**Exercise directions:**
From the listing below, select every line where the word "start" appears.
-*-
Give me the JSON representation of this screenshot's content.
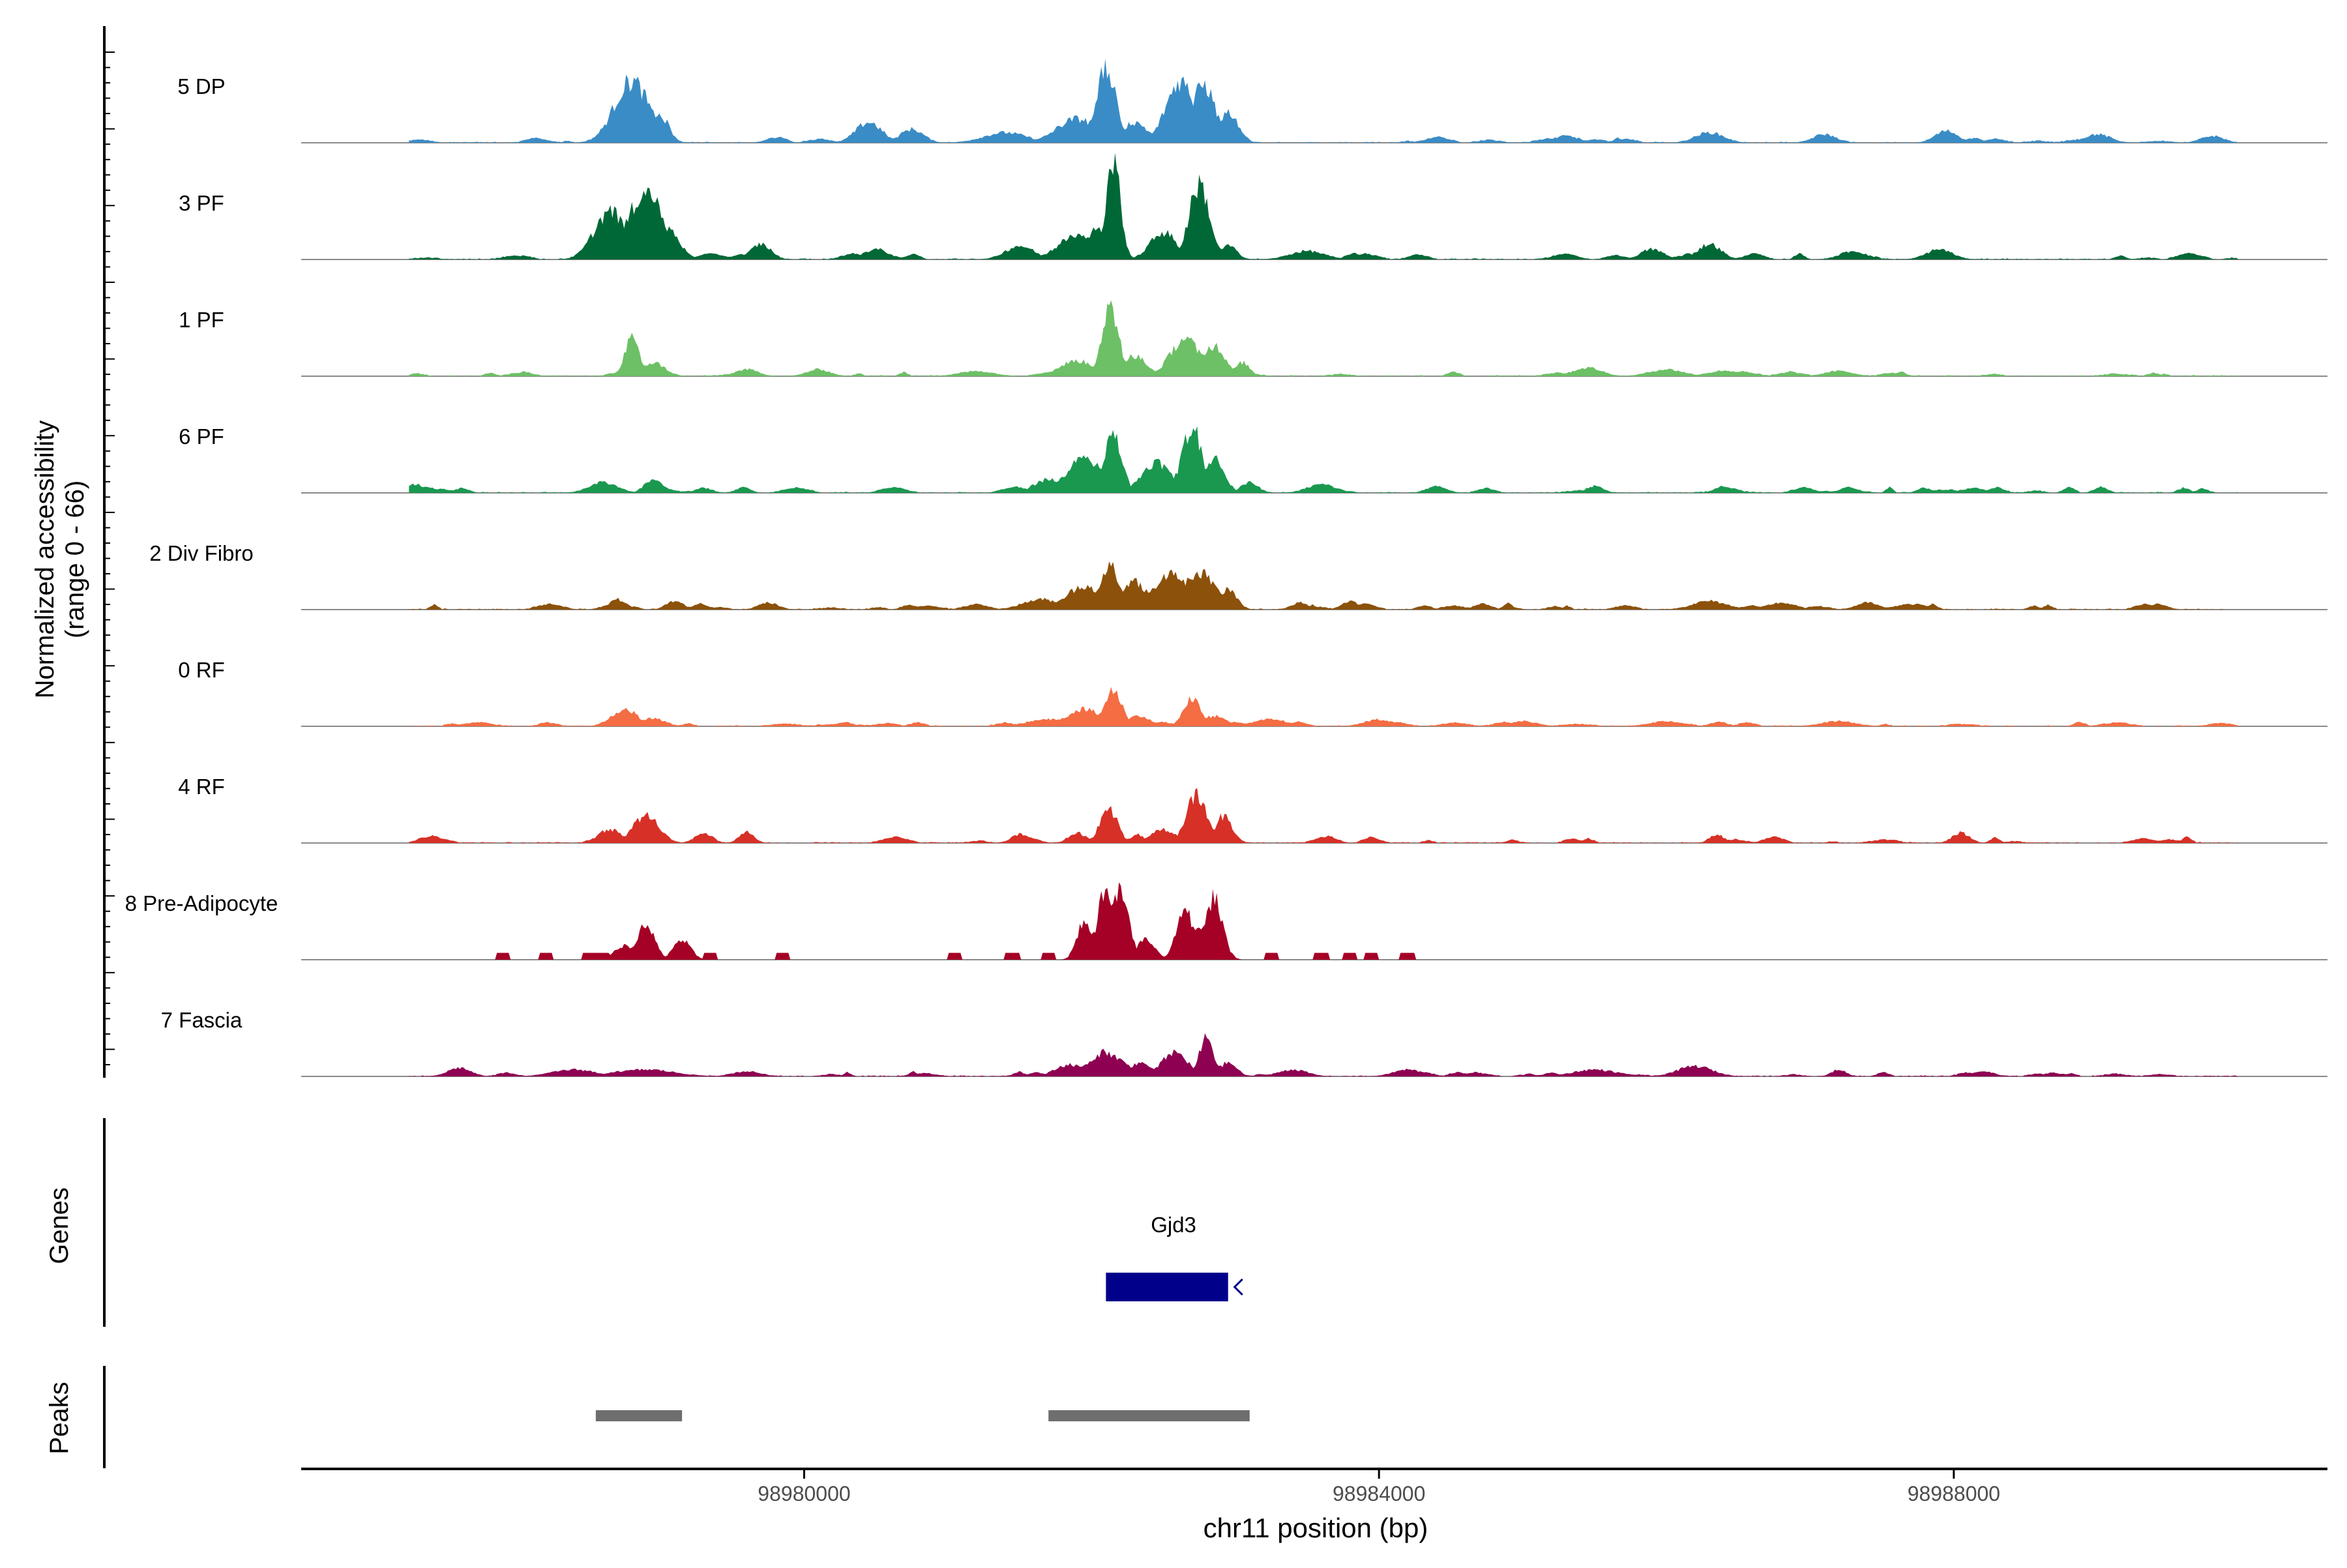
{
  "chart_data": {
    "type": "area",
    "subtype": "coverage-track",
    "yaxis_title_line1": "Normalized accessibility",
    "yaxis_title_line2": "(range 0 - 66)",
    "yrange": [
      0,
      66
    ],
    "xlabel": "chr11 position (bp)",
    "xlim": [
      98976500,
      98990600
    ],
    "xticks": [
      98980000,
      98984000,
      98988000
    ],
    "xtick_labels": [
      "98980000",
      "98984000",
      "98988000"
    ],
    "genes_label": "Genes",
    "peaks_label": "Peaks",
    "genes": [
      {
        "name": "Gjd3",
        "start": 98982100,
        "end": 98982950,
        "strand": "-",
        "color": "#00008B"
      }
    ],
    "peaks": [
      {
        "start": 98978550,
        "end": 98979150
      },
      {
        "start": 98981700,
        "end": 98983100
      }
    ],
    "peak_color": "#6e6e6e",
    "series": [
      {
        "name": "5 DP",
        "color": "#3A8CC6",
        "peaks": [
          [
            98978800,
            120,
            36
          ],
          [
            98978700,
            80,
            14
          ],
          [
            98979000,
            60,
            16
          ],
          [
            98980450,
            90,
            12
          ],
          [
            98980750,
            80,
            8
          ],
          [
            98981400,
            150,
            6
          ],
          [
            98981900,
            140,
            14
          ],
          [
            98982100,
            70,
            42
          ],
          [
            98982300,
            90,
            12
          ],
          [
            98982620,
            100,
            36
          ],
          [
            98982780,
            80,
            34
          ],
          [
            98982950,
            70,
            18
          ],
          [
            98985300,
            90,
            4
          ],
          [
            98986300,
            100,
            6
          ],
          [
            98987100,
            80,
            5
          ],
          [
            98987950,
            80,
            7
          ],
          [
            98989000,
            90,
            5
          ],
          [
            98989800,
            80,
            4
          ]
        ],
        "sparse": false,
        "nspikes": 30,
        "maxspike": 3
      },
      {
        "name": "3 PF",
        "color": "#006837",
        "peaks": [
          [
            98978650,
            110,
            28
          ],
          [
            98978900,
            120,
            40
          ],
          [
            98979050,
            80,
            18
          ],
          [
            98979700,
            70,
            9
          ],
          [
            98980500,
            90,
            6
          ],
          [
            98981500,
            100,
            8
          ],
          [
            98981900,
            130,
            14
          ],
          [
            98982150,
            50,
            58
          ],
          [
            98982030,
            70,
            18
          ],
          [
            98982500,
            90,
            16
          ],
          [
            98982750,
            70,
            44
          ],
          [
            98982950,
            60,
            8
          ],
          [
            98983500,
            120,
            5
          ],
          [
            98985900,
            80,
            6
          ],
          [
            98986300,
            80,
            9
          ],
          [
            98987300,
            90,
            5
          ],
          [
            98987900,
            90,
            6
          ]
        ],
        "sparse": false,
        "nspikes": 38,
        "maxspike": 3
      },
      {
        "name": "1 PF",
        "color": "#6DC066",
        "peaks": [
          [
            98978800,
            50,
            22
          ],
          [
            98978950,
            80,
            8
          ],
          [
            98979600,
            80,
            4
          ],
          [
            98980100,
            80,
            4
          ],
          [
            98981200,
            120,
            3
          ],
          [
            98981900,
            120,
            9
          ],
          [
            98982130,
            60,
            40
          ],
          [
            98982300,
            80,
            12
          ],
          [
            98982650,
            100,
            22
          ],
          [
            98982850,
            80,
            18
          ],
          [
            98983050,
            50,
            8
          ],
          [
            98985450,
            100,
            5
          ],
          [
            98986000,
            120,
            4
          ],
          [
            98986400,
            120,
            3
          ],
          [
            98987200,
            100,
            3
          ]
        ],
        "sparse": false,
        "nspikes": 34,
        "maxspike": 2
      },
      {
        "name": "6 PF",
        "color": "#1A9850",
        "peaks": [
          [
            98977300,
            60,
            5
          ],
          [
            98978600,
            100,
            6
          ],
          [
            98978950,
            60,
            8
          ],
          [
            98979300,
            60,
            3
          ],
          [
            98981700,
            100,
            8
          ],
          [
            98981950,
            120,
            20
          ],
          [
            98982150,
            60,
            34
          ],
          [
            98982450,
            100,
            18
          ],
          [
            98982700,
            70,
            38
          ],
          [
            98982850,
            70,
            20
          ],
          [
            98983100,
            60,
            6
          ],
          [
            98983600,
            100,
            5
          ],
          [
            98984400,
            70,
            4
          ],
          [
            98985500,
            60,
            4
          ],
          [
            98986400,
            60,
            4
          ],
          [
            98987800,
            50,
            3
          ],
          [
            98989600,
            40,
            3
          ]
        ],
        "sparse": false,
        "nspikes": 44,
        "maxspike": 3
      },
      {
        "name": "2 Div Fibro",
        "color": "#8C510A",
        "peaks": [
          [
            98978700,
            60,
            6
          ],
          [
            98979100,
            60,
            5
          ],
          [
            98979750,
            70,
            4
          ],
          [
            98981650,
            130,
            6
          ],
          [
            98981950,
            120,
            14
          ],
          [
            98982130,
            60,
            26
          ],
          [
            98982300,
            90,
            16
          ],
          [
            98982550,
            110,
            22
          ],
          [
            98982750,
            110,
            22
          ],
          [
            98982950,
            60,
            12
          ],
          [
            98983450,
            60,
            4
          ],
          [
            98983800,
            60,
            5
          ],
          [
            98986300,
            120,
            5
          ],
          [
            98986800,
            100,
            4
          ],
          [
            98987400,
            80,
            4
          ]
        ],
        "sparse": false,
        "nspikes": 44,
        "maxspike": 3
      },
      {
        "name": "0 RF",
        "color": "#F46D43",
        "peaks": [
          [
            98978750,
            90,
            10
          ],
          [
            98978950,
            80,
            5
          ],
          [
            98981700,
            150,
            4
          ],
          [
            98981950,
            120,
            10
          ],
          [
            98982150,
            60,
            22
          ],
          [
            98982330,
            80,
            6
          ],
          [
            98982700,
            60,
            16
          ],
          [
            98982850,
            80,
            6
          ],
          [
            98983250,
            120,
            4
          ],
          [
            98984000,
            100,
            4
          ],
          [
            98985000,
            100,
            3
          ],
          [
            98986000,
            120,
            3
          ],
          [
            98987200,
            120,
            3
          ]
        ],
        "sparse": false,
        "nspikes": 40,
        "maxspike": 2
      },
      {
        "name": "4 RF",
        "color": "#D73027",
        "peaks": [
          [
            98977400,
            80,
            4
          ],
          [
            98978650,
            80,
            8
          ],
          [
            98978900,
            90,
            16
          ],
          [
            98979300,
            60,
            6
          ],
          [
            98979600,
            50,
            7
          ],
          [
            98981500,
            60,
            5
          ],
          [
            98981900,
            60,
            6
          ],
          [
            98982120,
            60,
            20
          ],
          [
            98982320,
            50,
            5
          ],
          [
            98982500,
            80,
            8
          ],
          [
            98982730,
            70,
            28
          ],
          [
            98982920,
            60,
            16
          ],
          [
            98983650,
            60,
            4
          ],
          [
            98986350,
            50,
            5
          ],
          [
            98988050,
            60,
            6
          ]
        ],
        "sparse": false,
        "nspikes": 30,
        "maxspike": 3
      },
      {
        "name": "8 Pre-Adipocyte",
        "color": "#A50026",
        "peaks": [
          [
            98978900,
            60,
            20
          ],
          [
            98979150,
            60,
            12
          ],
          [
            98978750,
            70,
            8
          ],
          [
            98981950,
            50,
            22
          ],
          [
            98982100,
            60,
            40
          ],
          [
            98982200,
            60,
            40
          ],
          [
            98982000,
            50,
            16
          ],
          [
            98982380,
            60,
            12
          ],
          [
            98982650,
            60,
            30
          ],
          [
            98982850,
            60,
            36
          ],
          [
            98982750,
            40,
            22
          ]
        ],
        "sparse": true,
        "blocks": [
          [
            98977850,
            98977950,
            4
          ],
          [
            98978150,
            98978250,
            4
          ],
          [
            98978450,
            98978650,
            4
          ],
          [
            98978700,
            98978900,
            4
          ],
          [
            98979300,
            98979400,
            4
          ],
          [
            98979800,
            98979900,
            4
          ],
          [
            98981000,
            98981100,
            4
          ],
          [
            98981400,
            98981500,
            4
          ],
          [
            98981650,
            98981750,
            4
          ],
          [
            98981850,
            98981950,
            4
          ],
          [
            98983200,
            98983300,
            4
          ],
          [
            98983550,
            98983650,
            4
          ],
          [
            98983750,
            98983850,
            4
          ],
          [
            98983900,
            98984000,
            4
          ],
          [
            98984150,
            98984250,
            4
          ]
        ]
      },
      {
        "name": "7 Fascia",
        "color": "#8E0152",
        "peaks": [
          [
            98977600,
            80,
            5
          ],
          [
            98978400,
            150,
            4
          ],
          [
            98978900,
            200,
            4
          ],
          [
            98979600,
            100,
            3
          ],
          [
            98981850,
            100,
            7
          ],
          [
            98982100,
            120,
            14
          ],
          [
            98982350,
            80,
            8
          ],
          [
            98982580,
            90,
            14
          ],
          [
            98982800,
            50,
            22
          ],
          [
            98982950,
            60,
            8
          ],
          [
            98983400,
            100,
            4
          ],
          [
            98984200,
            100,
            4
          ],
          [
            98985500,
            150,
            4
          ],
          [
            98986200,
            120,
            6
          ],
          [
            98987200,
            50,
            4
          ],
          [
            98988200,
            80,
            3
          ]
        ],
        "sparse": false,
        "nspikes": 34,
        "maxspike": 2
      }
    ]
  }
}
-*-
**Your response:**
        "start": 98982100,
        "start": 98978550,
        "start": 98981700,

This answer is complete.